> THE DATA:
__________

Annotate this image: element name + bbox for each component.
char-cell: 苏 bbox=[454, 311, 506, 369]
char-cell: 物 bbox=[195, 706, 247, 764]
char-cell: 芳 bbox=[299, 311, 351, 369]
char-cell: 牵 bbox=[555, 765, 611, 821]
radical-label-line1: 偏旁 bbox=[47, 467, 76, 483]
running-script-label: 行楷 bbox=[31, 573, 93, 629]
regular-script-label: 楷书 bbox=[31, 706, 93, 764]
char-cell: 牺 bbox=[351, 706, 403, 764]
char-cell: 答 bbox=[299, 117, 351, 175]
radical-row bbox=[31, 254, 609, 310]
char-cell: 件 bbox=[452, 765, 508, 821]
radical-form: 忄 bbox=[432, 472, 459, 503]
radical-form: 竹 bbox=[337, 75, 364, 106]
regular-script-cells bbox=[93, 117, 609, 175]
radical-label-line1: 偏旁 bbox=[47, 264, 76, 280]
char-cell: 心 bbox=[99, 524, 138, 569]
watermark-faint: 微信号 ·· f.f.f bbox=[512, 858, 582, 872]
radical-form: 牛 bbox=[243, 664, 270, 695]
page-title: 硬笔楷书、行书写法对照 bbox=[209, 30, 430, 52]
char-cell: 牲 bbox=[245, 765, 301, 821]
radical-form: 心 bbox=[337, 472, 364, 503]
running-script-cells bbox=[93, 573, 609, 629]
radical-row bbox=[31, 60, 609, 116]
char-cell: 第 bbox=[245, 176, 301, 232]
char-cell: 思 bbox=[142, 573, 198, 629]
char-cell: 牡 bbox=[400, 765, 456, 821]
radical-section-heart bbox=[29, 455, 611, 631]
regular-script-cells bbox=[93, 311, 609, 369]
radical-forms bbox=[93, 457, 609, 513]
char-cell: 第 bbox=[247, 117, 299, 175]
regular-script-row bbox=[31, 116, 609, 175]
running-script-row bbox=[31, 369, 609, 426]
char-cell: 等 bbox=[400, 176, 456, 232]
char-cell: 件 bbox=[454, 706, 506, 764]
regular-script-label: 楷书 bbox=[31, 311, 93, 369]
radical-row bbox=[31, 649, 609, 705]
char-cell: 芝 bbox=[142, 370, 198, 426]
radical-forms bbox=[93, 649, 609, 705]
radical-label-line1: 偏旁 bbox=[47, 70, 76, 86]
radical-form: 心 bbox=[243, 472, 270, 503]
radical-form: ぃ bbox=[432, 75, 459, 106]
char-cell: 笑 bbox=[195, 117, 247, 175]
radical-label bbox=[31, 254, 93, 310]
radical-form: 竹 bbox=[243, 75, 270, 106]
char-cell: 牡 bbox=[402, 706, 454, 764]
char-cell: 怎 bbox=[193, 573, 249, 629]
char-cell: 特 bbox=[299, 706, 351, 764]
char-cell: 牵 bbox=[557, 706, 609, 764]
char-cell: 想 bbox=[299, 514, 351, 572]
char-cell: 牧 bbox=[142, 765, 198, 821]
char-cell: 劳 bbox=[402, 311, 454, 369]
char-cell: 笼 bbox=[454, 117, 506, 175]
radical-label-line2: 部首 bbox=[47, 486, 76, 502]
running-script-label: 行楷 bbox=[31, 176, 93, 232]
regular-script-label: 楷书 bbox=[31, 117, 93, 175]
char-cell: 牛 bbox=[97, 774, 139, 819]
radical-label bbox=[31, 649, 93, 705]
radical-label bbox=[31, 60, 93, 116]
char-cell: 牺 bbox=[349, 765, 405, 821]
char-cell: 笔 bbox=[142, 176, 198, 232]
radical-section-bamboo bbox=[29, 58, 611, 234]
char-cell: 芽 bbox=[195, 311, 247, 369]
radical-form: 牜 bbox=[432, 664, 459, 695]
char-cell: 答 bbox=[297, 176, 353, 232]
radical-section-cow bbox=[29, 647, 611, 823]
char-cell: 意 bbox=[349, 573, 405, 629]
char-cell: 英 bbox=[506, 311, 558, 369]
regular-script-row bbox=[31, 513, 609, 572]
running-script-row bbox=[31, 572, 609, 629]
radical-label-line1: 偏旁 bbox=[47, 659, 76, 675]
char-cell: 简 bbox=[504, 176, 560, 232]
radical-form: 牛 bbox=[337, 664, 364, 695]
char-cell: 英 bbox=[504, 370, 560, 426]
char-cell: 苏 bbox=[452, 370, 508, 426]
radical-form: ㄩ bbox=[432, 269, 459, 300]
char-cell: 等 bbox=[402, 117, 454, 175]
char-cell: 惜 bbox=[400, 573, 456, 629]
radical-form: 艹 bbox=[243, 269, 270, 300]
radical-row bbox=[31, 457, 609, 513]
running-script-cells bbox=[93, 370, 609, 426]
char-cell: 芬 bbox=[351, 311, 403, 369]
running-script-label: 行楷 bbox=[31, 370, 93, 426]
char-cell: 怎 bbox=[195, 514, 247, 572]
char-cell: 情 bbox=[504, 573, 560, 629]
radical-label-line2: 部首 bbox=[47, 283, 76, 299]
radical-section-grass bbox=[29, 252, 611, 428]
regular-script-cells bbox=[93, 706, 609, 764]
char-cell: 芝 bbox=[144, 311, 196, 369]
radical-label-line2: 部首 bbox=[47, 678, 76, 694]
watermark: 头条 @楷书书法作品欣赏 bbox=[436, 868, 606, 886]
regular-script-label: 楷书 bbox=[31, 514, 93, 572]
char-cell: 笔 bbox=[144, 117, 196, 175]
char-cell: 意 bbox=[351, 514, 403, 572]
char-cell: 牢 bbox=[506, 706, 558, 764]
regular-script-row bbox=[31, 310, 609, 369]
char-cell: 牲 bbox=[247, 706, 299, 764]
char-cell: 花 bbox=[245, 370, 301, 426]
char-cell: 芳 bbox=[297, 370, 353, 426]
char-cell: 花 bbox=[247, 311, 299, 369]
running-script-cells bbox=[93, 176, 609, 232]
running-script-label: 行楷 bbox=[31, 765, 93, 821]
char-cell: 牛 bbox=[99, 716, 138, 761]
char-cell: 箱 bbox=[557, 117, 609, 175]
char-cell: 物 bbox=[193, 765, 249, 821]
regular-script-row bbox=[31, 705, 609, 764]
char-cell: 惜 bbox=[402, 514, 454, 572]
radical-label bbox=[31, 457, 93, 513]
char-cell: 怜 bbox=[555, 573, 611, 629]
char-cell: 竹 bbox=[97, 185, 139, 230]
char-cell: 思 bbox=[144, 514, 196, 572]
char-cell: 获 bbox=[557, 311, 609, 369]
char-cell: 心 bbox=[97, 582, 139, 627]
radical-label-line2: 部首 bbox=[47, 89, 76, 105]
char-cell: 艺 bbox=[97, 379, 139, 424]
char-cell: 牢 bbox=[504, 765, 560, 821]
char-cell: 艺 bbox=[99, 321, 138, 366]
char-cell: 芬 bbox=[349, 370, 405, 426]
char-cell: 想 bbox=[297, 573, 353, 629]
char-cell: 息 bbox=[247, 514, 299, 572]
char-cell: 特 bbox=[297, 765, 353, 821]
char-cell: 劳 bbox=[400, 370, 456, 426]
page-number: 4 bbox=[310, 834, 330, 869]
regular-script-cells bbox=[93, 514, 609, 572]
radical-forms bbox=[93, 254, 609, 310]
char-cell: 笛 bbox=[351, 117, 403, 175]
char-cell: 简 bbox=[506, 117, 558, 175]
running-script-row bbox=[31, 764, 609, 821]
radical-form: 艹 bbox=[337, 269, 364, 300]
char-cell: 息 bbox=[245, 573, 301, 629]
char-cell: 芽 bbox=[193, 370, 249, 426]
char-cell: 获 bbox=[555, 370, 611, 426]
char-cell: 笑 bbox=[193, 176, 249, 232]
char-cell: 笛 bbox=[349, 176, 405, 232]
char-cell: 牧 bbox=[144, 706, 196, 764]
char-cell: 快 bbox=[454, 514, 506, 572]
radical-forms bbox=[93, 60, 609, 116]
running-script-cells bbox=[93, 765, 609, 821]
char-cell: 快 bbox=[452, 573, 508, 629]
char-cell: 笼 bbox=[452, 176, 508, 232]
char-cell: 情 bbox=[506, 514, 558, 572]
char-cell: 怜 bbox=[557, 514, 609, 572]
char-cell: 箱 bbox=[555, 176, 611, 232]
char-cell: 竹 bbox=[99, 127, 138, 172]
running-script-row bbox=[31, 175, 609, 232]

__________

> DIRECTIVE: Count the lines in the items above that contain the string "section", and reply with the number alone.

> SOLUTION FOR THIS EXERCISE: 4